Given records:

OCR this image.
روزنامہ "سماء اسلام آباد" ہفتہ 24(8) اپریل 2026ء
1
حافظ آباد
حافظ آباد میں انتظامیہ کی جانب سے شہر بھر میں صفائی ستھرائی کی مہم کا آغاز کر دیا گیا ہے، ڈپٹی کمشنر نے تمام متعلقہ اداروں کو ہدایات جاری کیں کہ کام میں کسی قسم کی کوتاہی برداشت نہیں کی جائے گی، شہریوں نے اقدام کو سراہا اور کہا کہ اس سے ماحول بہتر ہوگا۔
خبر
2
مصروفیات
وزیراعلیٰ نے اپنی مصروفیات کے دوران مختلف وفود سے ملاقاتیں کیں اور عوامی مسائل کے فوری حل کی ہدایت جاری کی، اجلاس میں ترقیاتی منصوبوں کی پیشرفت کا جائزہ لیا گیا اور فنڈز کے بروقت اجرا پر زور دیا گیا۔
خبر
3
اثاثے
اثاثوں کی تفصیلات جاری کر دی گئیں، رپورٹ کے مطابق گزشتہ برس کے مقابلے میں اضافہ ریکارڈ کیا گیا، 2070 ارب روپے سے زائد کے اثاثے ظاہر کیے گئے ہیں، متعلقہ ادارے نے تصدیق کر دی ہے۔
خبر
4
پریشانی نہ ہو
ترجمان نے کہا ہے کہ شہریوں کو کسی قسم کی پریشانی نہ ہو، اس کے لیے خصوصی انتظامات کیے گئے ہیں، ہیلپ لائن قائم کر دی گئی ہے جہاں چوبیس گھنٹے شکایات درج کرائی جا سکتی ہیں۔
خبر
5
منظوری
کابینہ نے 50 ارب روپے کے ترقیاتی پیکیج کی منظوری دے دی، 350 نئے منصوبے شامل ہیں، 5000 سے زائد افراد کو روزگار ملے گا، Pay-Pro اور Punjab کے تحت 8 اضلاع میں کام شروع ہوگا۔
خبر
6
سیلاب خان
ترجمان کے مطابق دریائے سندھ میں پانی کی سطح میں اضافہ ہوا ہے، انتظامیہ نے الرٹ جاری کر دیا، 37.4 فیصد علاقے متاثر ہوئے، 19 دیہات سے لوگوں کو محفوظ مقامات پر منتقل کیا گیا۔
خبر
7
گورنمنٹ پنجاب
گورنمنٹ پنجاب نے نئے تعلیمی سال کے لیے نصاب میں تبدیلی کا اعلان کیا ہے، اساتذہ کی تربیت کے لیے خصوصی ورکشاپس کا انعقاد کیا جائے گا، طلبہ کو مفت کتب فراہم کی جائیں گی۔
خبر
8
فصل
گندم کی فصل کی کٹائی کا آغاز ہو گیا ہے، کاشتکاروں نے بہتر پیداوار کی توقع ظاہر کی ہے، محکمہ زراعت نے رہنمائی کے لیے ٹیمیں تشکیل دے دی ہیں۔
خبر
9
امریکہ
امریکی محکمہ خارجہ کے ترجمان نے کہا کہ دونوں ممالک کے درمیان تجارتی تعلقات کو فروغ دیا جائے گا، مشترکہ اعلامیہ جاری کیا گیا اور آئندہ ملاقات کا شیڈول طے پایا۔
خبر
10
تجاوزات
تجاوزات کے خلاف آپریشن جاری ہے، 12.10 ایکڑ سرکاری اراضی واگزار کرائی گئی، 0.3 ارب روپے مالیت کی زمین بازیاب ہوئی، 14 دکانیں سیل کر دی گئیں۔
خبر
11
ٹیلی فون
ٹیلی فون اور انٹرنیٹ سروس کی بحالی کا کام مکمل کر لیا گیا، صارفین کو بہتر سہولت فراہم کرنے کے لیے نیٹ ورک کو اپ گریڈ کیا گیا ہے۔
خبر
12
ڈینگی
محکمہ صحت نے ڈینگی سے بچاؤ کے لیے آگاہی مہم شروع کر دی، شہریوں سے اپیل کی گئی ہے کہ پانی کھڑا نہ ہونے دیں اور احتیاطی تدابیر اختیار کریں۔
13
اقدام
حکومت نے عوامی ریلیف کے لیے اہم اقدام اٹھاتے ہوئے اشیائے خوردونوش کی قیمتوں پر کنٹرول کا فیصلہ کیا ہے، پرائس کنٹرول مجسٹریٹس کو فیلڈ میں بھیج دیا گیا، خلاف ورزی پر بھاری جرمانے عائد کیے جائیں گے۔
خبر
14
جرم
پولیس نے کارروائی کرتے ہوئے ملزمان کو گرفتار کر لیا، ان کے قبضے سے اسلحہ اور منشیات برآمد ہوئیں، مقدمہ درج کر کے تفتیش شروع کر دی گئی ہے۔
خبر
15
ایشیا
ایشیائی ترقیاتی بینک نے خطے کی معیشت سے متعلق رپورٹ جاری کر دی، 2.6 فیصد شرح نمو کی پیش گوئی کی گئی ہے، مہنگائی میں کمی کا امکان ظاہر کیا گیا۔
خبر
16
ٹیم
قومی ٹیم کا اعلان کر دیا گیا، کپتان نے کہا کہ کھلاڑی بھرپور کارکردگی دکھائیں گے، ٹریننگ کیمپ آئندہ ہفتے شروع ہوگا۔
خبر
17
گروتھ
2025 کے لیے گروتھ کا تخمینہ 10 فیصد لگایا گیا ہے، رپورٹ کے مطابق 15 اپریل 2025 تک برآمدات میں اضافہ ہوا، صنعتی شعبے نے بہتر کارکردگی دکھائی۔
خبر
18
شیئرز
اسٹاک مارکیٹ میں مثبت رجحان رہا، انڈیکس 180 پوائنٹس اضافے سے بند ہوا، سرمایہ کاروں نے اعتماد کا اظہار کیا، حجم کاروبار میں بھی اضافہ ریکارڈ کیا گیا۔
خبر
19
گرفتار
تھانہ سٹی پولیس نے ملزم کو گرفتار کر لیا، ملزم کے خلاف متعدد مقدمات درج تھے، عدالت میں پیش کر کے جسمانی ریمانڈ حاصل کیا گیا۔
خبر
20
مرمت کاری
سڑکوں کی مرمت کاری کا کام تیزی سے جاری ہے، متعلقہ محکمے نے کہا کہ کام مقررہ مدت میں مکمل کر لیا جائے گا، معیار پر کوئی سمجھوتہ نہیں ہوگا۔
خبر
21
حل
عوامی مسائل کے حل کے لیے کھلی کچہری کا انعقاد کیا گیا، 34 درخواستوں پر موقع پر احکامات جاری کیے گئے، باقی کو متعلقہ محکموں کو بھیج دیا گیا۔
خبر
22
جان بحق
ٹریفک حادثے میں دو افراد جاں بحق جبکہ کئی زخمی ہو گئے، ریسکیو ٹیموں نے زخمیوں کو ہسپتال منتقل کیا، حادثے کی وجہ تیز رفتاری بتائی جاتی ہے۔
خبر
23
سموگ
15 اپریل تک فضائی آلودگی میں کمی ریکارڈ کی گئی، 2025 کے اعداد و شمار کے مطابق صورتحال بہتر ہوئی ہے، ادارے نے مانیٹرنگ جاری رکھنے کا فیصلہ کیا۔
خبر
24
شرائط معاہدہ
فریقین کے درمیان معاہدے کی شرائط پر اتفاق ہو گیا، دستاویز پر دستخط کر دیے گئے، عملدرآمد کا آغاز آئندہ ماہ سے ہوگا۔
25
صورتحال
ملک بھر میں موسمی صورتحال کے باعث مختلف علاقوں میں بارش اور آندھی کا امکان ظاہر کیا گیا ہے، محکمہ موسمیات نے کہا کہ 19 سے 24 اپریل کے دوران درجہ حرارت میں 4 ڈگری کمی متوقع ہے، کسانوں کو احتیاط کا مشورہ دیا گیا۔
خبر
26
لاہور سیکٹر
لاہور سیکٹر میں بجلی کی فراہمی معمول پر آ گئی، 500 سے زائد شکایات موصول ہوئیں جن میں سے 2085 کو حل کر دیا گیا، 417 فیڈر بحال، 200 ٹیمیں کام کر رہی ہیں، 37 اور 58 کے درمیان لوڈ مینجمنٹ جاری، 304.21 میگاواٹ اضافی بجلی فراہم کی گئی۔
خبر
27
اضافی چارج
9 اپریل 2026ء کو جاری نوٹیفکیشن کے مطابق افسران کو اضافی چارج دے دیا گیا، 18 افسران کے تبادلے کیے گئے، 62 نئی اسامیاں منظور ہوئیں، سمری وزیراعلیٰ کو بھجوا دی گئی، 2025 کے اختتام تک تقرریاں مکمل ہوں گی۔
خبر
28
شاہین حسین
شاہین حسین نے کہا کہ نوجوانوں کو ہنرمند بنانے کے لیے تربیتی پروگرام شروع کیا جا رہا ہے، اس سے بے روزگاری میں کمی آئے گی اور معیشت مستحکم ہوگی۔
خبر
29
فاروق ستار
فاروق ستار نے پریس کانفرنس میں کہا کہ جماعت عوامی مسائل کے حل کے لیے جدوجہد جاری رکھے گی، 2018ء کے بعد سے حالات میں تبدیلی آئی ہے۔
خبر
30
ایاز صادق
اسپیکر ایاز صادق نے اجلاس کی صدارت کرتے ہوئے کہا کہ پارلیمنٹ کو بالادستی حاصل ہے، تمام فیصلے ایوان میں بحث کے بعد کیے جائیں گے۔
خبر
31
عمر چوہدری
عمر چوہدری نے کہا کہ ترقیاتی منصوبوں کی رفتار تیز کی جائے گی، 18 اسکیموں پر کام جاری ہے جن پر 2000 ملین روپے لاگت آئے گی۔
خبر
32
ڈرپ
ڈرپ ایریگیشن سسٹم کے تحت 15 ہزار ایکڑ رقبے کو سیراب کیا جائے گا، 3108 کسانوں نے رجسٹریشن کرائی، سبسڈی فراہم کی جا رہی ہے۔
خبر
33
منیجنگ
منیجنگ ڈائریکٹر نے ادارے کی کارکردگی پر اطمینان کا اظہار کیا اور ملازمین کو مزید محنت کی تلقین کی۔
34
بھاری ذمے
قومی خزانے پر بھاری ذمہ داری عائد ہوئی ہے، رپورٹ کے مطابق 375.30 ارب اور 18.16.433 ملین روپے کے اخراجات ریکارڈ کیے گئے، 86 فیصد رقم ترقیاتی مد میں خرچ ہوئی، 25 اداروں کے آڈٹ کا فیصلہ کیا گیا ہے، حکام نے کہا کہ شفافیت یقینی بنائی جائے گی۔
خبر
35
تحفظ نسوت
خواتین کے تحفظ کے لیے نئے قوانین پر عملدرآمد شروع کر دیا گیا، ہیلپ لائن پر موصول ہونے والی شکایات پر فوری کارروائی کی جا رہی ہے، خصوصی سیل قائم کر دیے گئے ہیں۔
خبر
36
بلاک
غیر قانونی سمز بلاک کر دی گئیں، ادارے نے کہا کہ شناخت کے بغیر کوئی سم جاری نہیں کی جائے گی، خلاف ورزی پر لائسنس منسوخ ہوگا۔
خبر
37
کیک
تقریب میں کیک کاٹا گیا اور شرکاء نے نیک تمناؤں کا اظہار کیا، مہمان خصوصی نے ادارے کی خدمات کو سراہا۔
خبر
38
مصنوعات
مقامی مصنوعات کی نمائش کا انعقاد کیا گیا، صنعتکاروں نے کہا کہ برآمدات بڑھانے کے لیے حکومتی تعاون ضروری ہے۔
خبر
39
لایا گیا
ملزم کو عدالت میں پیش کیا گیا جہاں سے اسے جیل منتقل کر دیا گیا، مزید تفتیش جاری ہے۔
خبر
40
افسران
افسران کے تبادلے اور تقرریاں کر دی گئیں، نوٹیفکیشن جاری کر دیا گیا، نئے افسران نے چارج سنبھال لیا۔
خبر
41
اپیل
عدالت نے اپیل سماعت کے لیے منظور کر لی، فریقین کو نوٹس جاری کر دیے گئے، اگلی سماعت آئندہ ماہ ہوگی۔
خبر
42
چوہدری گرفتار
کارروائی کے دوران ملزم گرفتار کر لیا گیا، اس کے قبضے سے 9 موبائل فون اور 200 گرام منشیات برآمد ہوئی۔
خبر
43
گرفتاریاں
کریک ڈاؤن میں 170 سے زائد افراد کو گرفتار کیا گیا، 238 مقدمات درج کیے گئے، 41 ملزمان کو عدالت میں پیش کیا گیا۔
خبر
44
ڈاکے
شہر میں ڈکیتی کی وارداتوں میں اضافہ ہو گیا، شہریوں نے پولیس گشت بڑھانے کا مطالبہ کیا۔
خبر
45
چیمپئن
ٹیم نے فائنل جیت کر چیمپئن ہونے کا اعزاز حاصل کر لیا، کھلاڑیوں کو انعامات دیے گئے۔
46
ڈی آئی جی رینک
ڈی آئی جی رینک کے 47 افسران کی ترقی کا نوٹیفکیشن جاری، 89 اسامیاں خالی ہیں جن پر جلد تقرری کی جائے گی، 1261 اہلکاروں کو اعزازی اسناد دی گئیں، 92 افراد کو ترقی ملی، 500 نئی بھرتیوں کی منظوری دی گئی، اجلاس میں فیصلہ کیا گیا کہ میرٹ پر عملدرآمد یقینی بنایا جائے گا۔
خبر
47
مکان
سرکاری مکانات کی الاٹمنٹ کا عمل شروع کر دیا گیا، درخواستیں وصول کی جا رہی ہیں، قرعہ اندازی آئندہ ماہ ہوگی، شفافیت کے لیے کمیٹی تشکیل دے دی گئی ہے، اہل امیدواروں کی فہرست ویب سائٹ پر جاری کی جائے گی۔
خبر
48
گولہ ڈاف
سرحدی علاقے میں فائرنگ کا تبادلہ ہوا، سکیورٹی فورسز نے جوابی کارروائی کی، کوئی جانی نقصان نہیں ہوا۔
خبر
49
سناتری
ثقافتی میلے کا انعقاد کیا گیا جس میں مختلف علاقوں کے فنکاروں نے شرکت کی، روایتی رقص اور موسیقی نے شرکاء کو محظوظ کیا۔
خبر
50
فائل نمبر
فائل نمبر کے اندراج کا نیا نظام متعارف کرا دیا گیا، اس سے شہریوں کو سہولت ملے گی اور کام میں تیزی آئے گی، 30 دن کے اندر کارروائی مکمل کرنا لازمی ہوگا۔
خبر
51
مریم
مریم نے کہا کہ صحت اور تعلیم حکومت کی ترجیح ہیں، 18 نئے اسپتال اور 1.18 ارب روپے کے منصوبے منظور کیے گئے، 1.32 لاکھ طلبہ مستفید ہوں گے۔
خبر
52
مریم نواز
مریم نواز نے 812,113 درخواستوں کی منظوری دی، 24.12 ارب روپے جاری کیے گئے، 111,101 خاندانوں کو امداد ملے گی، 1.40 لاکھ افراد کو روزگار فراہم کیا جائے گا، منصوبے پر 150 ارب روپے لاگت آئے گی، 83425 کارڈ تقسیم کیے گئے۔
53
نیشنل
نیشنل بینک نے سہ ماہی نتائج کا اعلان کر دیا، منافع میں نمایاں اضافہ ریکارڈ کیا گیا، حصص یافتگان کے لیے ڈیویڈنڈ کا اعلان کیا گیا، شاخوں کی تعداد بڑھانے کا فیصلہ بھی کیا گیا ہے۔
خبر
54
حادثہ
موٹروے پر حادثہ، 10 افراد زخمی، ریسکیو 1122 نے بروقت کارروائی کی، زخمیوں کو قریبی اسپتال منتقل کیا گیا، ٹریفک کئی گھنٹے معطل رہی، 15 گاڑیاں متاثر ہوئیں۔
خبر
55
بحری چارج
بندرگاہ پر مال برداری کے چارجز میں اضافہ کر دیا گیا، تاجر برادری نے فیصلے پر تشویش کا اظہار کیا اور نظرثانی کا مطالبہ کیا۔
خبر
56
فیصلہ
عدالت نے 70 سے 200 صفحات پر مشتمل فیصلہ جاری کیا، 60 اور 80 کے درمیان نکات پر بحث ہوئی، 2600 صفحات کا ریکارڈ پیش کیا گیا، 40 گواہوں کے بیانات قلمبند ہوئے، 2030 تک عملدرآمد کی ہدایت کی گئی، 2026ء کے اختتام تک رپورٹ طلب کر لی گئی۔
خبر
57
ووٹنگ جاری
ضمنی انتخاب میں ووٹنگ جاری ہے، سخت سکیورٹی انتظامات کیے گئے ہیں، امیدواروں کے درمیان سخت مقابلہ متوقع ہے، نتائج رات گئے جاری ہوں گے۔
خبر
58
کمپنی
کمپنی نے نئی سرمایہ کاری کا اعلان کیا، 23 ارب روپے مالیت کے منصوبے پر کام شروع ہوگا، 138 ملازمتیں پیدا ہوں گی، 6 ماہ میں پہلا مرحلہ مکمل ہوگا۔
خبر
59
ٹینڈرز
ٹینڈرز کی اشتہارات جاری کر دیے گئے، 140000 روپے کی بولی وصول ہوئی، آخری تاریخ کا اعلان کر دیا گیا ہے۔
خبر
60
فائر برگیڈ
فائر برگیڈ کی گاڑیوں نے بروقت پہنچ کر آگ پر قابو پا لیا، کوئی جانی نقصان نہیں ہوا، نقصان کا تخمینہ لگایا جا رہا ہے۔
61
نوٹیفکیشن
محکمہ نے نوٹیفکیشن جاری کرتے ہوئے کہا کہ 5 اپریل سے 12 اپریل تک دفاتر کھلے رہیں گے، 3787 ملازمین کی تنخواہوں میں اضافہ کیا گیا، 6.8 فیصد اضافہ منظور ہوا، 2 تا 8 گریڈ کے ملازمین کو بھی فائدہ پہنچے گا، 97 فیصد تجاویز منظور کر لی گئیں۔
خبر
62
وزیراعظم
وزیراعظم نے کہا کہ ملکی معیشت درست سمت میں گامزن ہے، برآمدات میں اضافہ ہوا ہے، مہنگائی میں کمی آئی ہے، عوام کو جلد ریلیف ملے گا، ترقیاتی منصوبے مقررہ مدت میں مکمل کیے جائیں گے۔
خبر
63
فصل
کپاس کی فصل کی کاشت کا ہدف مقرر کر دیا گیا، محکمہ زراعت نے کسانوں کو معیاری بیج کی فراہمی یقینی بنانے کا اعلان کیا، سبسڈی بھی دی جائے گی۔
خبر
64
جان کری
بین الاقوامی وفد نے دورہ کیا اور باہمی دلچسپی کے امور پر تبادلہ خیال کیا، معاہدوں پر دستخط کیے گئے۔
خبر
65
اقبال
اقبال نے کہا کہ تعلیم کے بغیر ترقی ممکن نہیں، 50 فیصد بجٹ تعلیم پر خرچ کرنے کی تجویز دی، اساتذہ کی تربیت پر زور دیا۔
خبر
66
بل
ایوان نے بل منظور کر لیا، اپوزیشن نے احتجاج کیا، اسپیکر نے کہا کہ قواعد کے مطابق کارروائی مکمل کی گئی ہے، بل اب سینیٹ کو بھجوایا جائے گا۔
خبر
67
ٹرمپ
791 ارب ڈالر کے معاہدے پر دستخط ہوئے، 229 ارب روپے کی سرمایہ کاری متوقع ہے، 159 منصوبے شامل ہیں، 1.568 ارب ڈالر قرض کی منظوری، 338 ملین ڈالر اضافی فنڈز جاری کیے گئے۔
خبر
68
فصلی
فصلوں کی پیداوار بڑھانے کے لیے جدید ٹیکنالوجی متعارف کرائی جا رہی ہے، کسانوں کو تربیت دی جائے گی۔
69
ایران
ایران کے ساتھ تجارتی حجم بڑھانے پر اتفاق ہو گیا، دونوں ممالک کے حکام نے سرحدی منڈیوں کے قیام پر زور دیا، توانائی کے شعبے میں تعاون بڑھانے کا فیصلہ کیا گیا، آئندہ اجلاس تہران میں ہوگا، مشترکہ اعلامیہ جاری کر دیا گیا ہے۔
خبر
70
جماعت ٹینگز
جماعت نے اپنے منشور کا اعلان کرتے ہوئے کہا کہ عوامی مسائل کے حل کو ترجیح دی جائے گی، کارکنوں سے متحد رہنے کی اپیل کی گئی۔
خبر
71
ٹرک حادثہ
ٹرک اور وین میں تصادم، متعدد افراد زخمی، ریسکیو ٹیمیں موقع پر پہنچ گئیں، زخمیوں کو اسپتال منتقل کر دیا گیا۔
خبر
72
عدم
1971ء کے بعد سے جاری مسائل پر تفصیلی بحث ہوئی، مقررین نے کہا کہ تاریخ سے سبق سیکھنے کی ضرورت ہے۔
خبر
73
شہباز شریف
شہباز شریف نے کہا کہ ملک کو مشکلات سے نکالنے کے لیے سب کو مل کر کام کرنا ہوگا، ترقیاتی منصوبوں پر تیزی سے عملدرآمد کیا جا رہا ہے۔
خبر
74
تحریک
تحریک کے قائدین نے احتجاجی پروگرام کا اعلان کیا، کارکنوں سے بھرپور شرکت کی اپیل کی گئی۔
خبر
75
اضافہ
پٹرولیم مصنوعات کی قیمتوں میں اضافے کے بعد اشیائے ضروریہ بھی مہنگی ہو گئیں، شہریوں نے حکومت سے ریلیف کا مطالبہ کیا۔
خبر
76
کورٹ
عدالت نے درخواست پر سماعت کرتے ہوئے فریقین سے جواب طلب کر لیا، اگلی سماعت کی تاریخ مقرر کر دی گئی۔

Problem to work on: Look over the listing above. Pick out and copy every line that includes "حسین".

Answer below:
شاہین حسین
شاہین حسین نے کہا کہ نوجوانوں کو ہنرمند بنانے کے لیے تربیتی پروگرام شروع کیا جا رہا ہے، اس سے بے روزگاری میں کمی آئے گی اور معیشت مستحکم ہوگی۔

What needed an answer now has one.